[Dataset entries on figures]
+--

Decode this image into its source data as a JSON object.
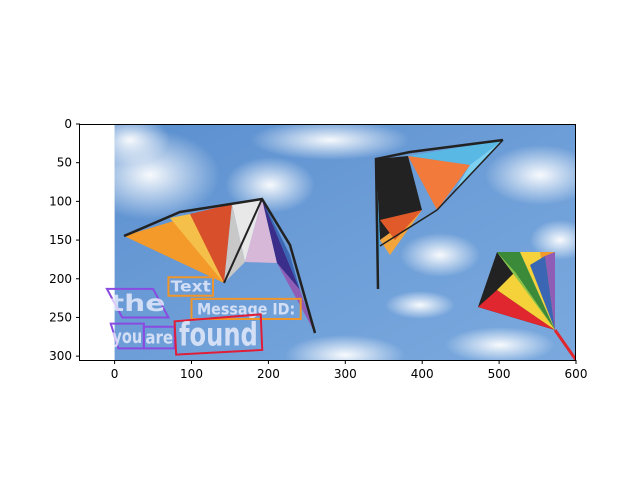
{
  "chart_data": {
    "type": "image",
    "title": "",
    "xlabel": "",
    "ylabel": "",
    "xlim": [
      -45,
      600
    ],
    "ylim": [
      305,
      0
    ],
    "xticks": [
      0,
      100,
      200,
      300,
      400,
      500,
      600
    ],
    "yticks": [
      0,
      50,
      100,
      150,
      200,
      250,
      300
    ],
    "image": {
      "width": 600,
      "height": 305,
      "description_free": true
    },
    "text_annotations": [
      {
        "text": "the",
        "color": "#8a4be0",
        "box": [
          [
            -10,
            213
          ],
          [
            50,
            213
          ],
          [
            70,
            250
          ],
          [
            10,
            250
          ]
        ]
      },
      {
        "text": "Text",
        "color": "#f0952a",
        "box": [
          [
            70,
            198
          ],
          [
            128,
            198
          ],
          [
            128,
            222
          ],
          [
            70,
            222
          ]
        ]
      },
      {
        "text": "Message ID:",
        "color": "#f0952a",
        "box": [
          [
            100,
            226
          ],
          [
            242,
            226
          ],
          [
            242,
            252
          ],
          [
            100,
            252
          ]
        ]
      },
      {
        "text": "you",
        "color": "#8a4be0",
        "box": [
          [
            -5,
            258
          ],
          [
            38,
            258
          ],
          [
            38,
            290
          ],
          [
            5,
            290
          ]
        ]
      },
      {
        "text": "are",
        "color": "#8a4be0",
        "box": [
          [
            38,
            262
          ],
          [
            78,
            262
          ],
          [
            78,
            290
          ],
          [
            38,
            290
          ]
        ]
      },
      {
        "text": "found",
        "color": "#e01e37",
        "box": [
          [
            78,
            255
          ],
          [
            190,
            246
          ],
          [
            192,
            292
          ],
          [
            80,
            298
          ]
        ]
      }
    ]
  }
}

+--

Exercise aim: Without the pictures, repeat all the records word for word.

Task result:
Decode this image into its source data as a JSON object.
{
  "chart_data": {
    "type": "image",
    "title": "",
    "xlabel": "",
    "ylabel": "",
    "xlim": [
      -45,
      600
    ],
    "ylim": [
      305,
      0
    ],
    "xticks": [
      0,
      100,
      200,
      300,
      400,
      500,
      600
    ],
    "yticks": [
      0,
      50,
      100,
      150,
      200,
      250,
      300
    ],
    "image": {
      "width": 600,
      "height": 305,
      "description_free": true
    },
    "text_annotations": [
      {
        "text": "the",
        "color": "#8a4be0",
        "box": [
          [
            -10,
            213
          ],
          [
            50,
            213
          ],
          [
            70,
            250
          ],
          [
            10,
            250
          ]
        ]
      },
      {
        "text": "Text",
        "color": "#f0952a",
        "box": [
          [
            70,
            198
          ],
          [
            128,
            198
          ],
          [
            128,
            222
          ],
          [
            70,
            222
          ]
        ]
      },
      {
        "text": "Message ID:",
        "color": "#f0952a",
        "box": [
          [
            100,
            226
          ],
          [
            242,
            226
          ],
          [
            242,
            252
          ],
          [
            100,
            252
          ]
        ]
      },
      {
        "text": "you",
        "color": "#8a4be0",
        "box": [
          [
            -5,
            258
          ],
          [
            38,
            258
          ],
          [
            38,
            290
          ],
          [
            5,
            290
          ]
        ]
      },
      {
        "text": "are",
        "color": "#8a4be0",
        "box": [
          [
            38,
            262
          ],
          [
            78,
            262
          ],
          [
            78,
            290
          ],
          [
            38,
            290
          ]
        ]
      },
      {
        "text": "found",
        "color": "#e01e37",
        "box": [
          [
            78,
            255
          ],
          [
            190,
            246
          ],
          [
            192,
            292
          ],
          [
            80,
            298
          ]
        ]
      }
    ]
  }
}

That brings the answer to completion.